* Begin Input material *

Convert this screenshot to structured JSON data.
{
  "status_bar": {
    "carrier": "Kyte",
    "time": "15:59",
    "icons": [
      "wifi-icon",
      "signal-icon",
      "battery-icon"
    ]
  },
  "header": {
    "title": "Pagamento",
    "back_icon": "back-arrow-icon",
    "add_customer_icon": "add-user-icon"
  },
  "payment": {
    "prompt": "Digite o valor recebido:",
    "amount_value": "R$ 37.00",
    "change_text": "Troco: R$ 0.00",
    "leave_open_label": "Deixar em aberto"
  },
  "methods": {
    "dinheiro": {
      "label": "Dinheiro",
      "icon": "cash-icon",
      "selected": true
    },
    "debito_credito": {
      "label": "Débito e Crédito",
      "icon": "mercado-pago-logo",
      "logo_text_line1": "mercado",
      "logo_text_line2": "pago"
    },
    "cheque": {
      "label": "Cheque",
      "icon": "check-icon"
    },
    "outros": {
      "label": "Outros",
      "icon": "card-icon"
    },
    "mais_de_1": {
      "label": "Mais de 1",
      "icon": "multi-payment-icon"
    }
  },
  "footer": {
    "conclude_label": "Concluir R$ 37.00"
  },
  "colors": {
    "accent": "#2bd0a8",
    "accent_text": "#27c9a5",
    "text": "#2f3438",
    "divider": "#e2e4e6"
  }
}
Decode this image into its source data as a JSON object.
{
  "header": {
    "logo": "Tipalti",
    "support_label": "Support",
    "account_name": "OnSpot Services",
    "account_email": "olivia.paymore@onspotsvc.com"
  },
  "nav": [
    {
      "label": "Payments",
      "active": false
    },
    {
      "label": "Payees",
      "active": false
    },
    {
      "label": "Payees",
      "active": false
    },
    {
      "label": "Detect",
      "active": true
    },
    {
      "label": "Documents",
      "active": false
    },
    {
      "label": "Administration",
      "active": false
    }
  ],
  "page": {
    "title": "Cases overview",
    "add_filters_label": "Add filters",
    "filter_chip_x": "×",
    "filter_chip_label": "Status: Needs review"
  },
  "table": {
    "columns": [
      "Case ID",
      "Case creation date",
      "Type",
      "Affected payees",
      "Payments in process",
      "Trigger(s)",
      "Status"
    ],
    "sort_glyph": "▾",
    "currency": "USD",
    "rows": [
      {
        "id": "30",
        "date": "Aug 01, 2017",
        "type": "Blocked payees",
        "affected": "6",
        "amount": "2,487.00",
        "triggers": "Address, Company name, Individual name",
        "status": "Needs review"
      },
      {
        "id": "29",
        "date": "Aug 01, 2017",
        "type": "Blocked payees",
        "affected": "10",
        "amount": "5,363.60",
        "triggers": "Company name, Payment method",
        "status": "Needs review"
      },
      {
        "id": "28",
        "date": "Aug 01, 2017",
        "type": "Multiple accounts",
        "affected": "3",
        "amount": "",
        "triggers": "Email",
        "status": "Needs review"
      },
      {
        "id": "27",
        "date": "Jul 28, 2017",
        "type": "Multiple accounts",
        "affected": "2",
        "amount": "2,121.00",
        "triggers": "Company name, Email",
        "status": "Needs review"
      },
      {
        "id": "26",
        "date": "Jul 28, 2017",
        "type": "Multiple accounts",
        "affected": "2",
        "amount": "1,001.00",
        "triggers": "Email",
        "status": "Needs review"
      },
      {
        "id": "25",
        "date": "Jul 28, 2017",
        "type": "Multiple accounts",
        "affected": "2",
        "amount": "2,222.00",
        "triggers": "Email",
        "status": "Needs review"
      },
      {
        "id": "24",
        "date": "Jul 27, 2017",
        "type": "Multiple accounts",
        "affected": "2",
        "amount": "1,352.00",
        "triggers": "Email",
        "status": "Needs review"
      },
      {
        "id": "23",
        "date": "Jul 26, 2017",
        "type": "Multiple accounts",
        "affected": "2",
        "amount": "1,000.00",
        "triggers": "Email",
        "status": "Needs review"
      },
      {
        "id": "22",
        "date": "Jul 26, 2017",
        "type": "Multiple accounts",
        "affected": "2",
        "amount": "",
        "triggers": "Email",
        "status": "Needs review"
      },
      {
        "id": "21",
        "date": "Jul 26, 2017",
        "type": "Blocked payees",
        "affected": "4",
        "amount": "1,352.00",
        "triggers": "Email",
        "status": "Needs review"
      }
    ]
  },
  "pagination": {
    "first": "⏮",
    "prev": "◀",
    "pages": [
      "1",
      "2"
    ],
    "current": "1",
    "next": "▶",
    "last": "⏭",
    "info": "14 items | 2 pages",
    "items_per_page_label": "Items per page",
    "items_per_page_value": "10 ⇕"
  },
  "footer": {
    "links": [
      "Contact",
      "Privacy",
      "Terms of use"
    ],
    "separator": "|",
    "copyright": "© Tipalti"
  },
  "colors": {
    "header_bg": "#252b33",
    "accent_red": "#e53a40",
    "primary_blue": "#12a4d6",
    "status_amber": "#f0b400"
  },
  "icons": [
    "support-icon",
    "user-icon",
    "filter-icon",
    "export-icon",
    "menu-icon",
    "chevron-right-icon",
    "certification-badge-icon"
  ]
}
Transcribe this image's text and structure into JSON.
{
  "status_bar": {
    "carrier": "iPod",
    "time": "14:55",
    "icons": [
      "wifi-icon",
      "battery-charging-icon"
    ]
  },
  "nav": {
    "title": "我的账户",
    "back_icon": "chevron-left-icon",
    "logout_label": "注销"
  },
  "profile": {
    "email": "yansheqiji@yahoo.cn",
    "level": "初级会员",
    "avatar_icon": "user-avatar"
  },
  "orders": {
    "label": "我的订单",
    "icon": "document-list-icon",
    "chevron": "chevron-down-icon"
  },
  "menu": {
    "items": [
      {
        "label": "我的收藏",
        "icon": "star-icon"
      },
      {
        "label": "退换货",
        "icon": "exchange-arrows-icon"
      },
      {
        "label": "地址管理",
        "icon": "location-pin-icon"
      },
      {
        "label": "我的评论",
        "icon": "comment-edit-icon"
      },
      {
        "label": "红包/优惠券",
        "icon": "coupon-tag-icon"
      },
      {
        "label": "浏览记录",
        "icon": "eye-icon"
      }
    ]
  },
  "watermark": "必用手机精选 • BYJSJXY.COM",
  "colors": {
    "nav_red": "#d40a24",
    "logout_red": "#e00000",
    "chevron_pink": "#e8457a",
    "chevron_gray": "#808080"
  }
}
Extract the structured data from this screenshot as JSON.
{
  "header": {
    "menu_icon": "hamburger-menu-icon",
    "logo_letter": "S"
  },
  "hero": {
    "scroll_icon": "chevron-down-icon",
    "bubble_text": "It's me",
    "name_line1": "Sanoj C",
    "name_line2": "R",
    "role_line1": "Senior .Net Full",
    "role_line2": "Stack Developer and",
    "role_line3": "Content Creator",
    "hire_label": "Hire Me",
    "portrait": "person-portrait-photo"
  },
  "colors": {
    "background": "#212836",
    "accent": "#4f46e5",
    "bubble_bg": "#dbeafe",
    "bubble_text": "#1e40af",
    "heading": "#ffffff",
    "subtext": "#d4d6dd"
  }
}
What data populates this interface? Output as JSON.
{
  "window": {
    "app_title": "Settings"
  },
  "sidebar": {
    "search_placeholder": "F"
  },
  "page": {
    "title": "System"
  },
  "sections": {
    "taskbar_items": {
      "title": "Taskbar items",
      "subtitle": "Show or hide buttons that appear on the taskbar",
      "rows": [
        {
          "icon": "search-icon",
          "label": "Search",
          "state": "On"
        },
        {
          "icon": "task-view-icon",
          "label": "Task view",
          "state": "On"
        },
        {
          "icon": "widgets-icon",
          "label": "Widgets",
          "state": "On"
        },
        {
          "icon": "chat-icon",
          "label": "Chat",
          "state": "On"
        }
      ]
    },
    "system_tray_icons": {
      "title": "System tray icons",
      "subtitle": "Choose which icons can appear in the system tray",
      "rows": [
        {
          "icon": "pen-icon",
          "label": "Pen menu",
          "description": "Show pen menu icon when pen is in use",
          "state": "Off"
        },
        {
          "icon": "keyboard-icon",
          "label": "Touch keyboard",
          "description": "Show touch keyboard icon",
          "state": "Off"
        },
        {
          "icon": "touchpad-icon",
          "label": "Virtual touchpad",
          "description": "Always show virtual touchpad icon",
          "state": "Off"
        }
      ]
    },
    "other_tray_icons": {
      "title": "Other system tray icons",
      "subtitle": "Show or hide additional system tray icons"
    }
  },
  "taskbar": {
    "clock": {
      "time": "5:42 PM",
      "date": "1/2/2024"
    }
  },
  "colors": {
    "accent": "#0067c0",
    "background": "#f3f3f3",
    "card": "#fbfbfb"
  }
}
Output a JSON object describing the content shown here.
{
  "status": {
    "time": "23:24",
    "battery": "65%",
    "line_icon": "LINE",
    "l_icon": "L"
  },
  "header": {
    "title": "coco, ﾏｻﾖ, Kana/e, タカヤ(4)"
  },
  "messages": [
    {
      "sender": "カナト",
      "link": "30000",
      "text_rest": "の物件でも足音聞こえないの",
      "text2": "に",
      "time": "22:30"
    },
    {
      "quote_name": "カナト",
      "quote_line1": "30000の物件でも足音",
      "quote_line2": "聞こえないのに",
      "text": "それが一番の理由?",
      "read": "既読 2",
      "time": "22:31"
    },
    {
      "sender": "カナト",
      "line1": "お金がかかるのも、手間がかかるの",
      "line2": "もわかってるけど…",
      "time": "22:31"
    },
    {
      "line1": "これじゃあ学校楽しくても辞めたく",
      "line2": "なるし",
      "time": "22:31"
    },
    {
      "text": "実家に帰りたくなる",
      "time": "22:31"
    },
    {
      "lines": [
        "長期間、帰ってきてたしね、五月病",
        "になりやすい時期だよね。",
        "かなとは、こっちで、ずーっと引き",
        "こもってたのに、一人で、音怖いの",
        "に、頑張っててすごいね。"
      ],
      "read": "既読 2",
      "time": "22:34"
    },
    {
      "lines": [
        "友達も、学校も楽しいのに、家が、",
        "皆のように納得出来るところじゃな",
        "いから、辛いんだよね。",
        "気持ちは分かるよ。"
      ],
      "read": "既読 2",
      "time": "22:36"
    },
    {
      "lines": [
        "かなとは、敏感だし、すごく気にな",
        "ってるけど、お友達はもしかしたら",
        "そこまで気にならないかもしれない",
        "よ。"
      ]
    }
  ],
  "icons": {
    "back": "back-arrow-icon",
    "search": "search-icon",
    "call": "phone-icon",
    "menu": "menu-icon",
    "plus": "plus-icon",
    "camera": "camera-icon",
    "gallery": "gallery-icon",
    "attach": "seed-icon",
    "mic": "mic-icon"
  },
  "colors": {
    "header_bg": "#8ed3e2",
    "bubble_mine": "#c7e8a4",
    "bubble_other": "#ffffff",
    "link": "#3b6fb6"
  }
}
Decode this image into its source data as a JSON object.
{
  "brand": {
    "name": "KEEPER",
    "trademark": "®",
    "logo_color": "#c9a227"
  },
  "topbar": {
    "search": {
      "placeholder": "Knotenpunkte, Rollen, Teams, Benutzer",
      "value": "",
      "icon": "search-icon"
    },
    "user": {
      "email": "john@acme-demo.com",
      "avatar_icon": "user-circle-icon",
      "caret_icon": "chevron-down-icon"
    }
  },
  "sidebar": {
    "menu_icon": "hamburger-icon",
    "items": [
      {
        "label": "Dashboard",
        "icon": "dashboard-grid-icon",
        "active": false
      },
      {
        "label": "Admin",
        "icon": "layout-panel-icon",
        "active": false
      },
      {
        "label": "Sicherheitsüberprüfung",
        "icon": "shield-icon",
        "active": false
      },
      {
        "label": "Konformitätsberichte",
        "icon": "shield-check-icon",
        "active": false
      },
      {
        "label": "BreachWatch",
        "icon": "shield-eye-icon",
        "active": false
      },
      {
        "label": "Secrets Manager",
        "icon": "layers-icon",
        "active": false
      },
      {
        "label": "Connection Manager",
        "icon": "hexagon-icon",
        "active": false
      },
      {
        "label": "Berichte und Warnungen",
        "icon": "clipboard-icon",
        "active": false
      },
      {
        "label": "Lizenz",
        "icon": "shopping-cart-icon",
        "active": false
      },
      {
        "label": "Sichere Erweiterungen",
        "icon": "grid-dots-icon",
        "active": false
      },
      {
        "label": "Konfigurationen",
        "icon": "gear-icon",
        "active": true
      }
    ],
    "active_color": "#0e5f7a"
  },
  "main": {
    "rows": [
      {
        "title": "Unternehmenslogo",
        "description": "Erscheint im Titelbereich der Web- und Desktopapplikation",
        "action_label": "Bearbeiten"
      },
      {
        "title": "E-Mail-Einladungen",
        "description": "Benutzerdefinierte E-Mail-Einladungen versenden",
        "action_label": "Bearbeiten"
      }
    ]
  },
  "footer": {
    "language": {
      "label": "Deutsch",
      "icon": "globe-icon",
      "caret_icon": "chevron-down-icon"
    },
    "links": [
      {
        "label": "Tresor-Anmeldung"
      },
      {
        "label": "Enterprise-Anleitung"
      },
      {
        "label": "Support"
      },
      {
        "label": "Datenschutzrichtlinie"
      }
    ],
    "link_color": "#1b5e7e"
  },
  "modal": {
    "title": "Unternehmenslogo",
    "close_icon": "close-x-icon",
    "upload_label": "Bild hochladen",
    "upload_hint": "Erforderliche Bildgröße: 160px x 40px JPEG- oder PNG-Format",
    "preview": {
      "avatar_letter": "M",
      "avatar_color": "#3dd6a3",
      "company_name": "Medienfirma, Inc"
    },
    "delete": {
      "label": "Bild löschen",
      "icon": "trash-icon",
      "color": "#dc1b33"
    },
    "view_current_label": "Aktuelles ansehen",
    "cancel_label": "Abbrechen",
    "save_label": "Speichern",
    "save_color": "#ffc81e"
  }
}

* End Input material *

What is required
Gather each line of the listing containing the word "subtitle" and show it.

Complete answer
      "subtitle": "Show or hide buttons that appear on the taskbar",
      "subtitle": "Choose which icons can appear in the system tray",
      "subtitle": "Show or hide additional system tray icons"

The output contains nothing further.